▶ _EXERCISE PROMPT_:
How many lines of the records hold the string "this"? Reply with the number alone.

▶ _DATASET ROWS_:
■ ■ ■ ■

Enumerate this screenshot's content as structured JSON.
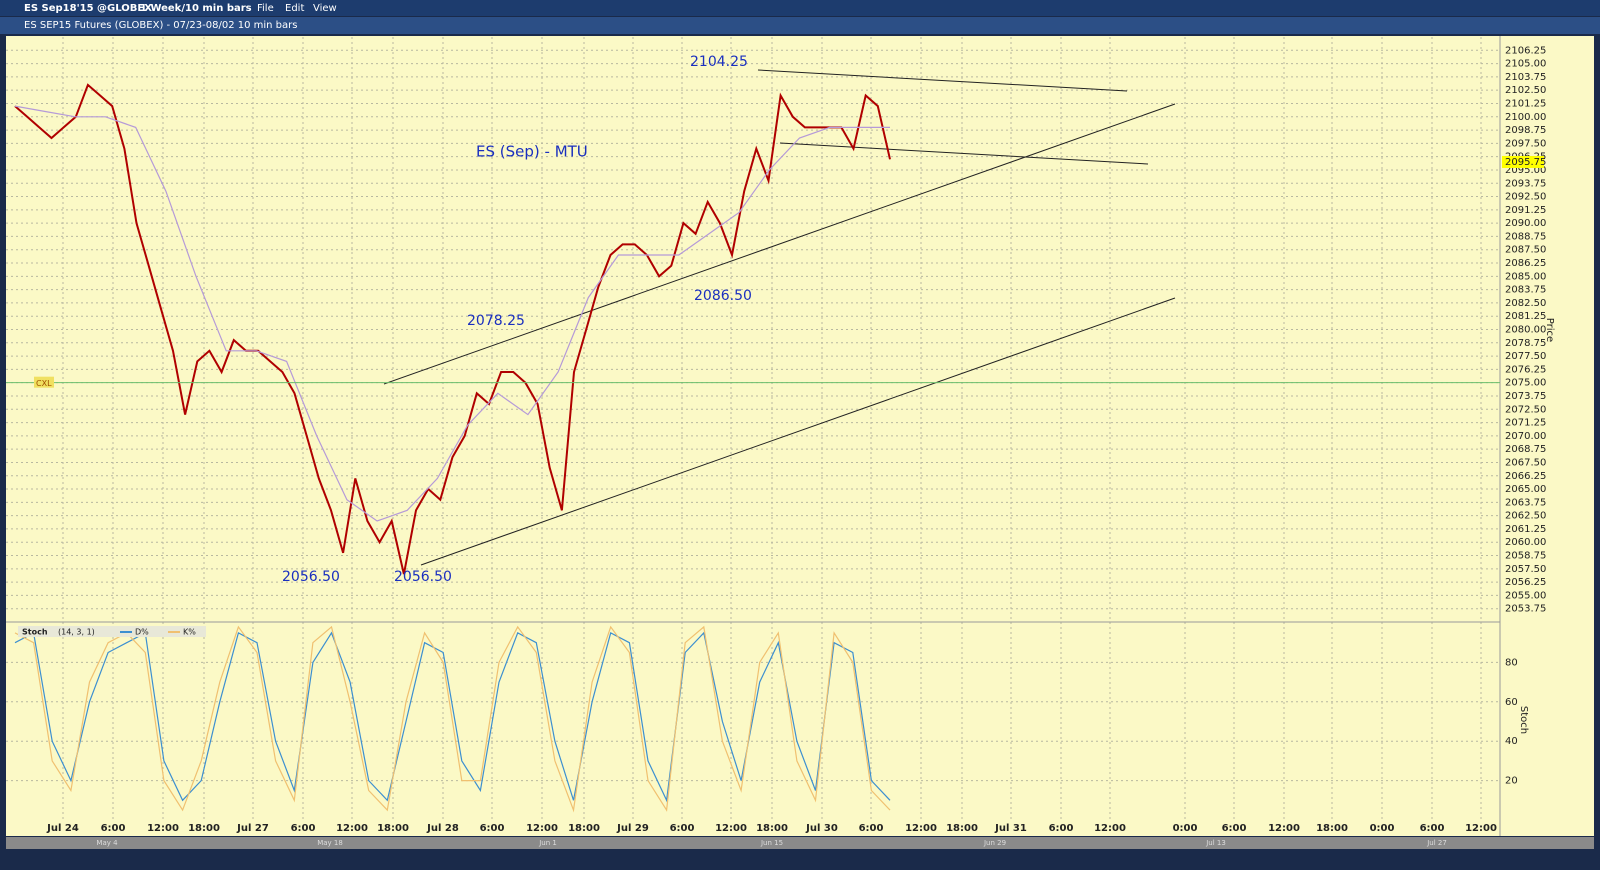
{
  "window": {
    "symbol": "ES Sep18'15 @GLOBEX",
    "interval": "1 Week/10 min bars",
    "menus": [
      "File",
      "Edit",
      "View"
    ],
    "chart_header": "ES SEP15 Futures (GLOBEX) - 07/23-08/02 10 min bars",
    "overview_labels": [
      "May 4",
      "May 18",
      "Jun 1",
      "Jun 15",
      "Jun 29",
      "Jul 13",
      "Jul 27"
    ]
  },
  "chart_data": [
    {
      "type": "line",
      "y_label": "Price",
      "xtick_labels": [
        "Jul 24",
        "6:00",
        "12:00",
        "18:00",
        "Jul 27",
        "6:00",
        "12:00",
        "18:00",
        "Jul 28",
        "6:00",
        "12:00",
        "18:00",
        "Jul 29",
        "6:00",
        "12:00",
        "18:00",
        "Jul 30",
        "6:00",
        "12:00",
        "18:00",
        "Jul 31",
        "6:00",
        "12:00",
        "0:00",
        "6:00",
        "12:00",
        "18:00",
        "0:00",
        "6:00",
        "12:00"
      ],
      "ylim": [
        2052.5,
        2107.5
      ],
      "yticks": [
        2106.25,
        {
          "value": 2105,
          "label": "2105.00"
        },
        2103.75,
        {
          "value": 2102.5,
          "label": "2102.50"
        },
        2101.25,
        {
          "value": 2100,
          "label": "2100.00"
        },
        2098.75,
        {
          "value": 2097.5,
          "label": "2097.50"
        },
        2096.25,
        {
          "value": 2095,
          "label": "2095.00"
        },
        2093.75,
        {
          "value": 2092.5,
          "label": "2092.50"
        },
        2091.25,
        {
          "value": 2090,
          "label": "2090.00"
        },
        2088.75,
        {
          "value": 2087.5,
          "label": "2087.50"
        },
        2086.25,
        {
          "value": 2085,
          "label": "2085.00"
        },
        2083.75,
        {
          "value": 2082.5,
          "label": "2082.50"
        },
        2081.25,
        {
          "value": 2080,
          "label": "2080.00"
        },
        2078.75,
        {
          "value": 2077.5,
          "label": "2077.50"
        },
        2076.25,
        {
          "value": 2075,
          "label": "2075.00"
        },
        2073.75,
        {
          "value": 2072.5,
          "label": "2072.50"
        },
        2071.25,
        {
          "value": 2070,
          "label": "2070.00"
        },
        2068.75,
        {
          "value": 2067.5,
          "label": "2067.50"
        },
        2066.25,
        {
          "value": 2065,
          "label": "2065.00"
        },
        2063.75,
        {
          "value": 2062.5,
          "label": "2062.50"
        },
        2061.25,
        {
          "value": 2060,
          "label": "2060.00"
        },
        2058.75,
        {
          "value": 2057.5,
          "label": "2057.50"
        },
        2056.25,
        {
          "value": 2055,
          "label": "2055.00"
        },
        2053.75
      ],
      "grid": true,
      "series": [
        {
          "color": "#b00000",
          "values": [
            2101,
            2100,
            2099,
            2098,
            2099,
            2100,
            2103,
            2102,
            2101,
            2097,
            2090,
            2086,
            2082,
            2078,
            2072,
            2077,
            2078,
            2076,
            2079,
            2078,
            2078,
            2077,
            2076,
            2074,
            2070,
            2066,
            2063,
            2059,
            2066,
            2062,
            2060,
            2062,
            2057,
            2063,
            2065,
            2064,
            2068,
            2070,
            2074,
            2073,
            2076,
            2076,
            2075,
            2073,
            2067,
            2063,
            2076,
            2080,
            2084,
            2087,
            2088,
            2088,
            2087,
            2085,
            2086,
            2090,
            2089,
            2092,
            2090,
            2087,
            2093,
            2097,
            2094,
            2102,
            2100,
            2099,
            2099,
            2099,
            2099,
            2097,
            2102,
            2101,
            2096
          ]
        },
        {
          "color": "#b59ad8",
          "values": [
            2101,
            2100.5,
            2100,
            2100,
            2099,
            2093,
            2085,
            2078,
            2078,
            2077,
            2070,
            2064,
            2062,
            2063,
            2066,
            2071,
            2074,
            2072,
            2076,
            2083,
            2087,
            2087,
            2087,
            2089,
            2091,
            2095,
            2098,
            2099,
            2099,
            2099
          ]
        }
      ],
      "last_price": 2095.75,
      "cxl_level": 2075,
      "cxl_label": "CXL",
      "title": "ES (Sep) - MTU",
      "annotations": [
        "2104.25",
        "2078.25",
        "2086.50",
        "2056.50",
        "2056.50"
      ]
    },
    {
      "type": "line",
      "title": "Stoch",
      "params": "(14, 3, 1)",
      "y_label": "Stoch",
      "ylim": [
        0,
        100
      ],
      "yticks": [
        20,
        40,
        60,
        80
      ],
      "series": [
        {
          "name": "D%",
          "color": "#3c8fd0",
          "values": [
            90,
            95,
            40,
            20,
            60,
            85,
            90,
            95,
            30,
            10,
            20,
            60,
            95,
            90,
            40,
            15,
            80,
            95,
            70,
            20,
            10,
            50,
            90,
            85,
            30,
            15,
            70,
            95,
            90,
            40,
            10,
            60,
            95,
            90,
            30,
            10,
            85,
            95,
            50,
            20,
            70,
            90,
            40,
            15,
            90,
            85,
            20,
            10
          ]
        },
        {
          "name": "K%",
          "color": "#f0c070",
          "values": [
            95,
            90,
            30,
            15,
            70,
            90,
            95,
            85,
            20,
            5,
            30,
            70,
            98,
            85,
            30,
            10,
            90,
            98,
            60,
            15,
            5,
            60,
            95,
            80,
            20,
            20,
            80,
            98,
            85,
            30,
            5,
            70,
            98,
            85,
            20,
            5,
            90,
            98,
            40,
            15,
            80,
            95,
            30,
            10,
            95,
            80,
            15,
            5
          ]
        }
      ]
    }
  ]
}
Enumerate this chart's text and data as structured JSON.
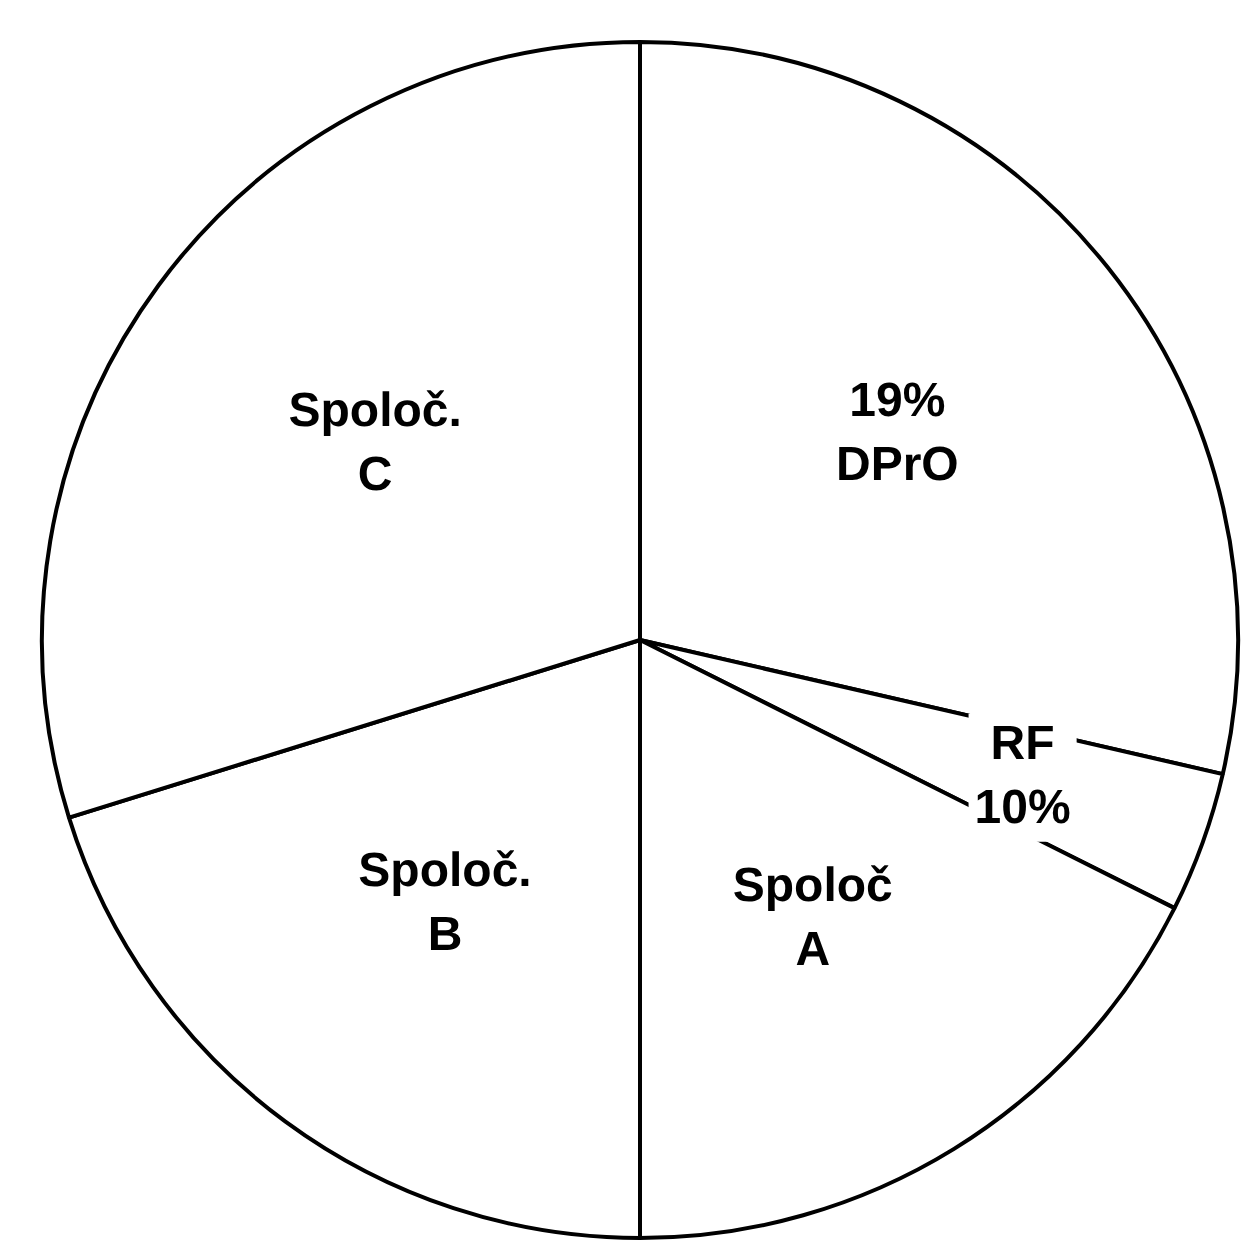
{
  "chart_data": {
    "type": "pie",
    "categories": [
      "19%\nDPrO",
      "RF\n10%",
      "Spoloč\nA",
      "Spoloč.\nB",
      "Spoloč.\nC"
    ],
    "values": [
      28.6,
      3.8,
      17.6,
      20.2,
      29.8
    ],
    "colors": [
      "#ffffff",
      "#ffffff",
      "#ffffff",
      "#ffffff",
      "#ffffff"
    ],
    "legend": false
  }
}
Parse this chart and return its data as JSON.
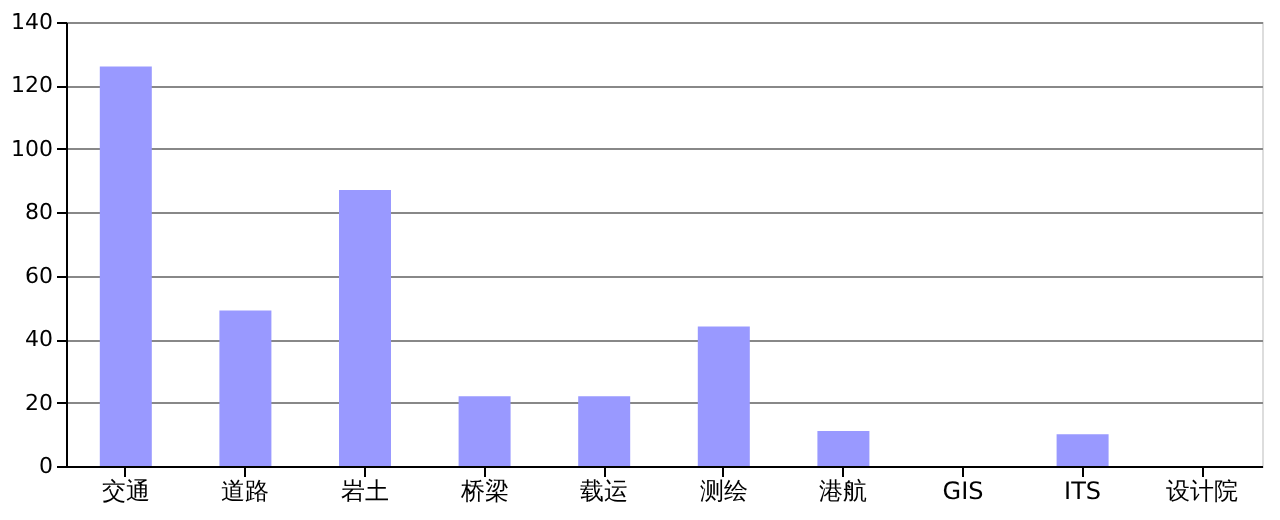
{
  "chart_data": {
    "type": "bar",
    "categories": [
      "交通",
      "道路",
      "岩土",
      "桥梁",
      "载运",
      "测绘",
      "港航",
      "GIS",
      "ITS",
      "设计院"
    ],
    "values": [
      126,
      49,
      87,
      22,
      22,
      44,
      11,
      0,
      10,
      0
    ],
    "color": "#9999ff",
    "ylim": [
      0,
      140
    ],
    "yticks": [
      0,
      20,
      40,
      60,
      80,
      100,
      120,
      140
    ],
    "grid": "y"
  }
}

■ ■ ■ ■

▶ _RESPONSE TO THE TASK_:
3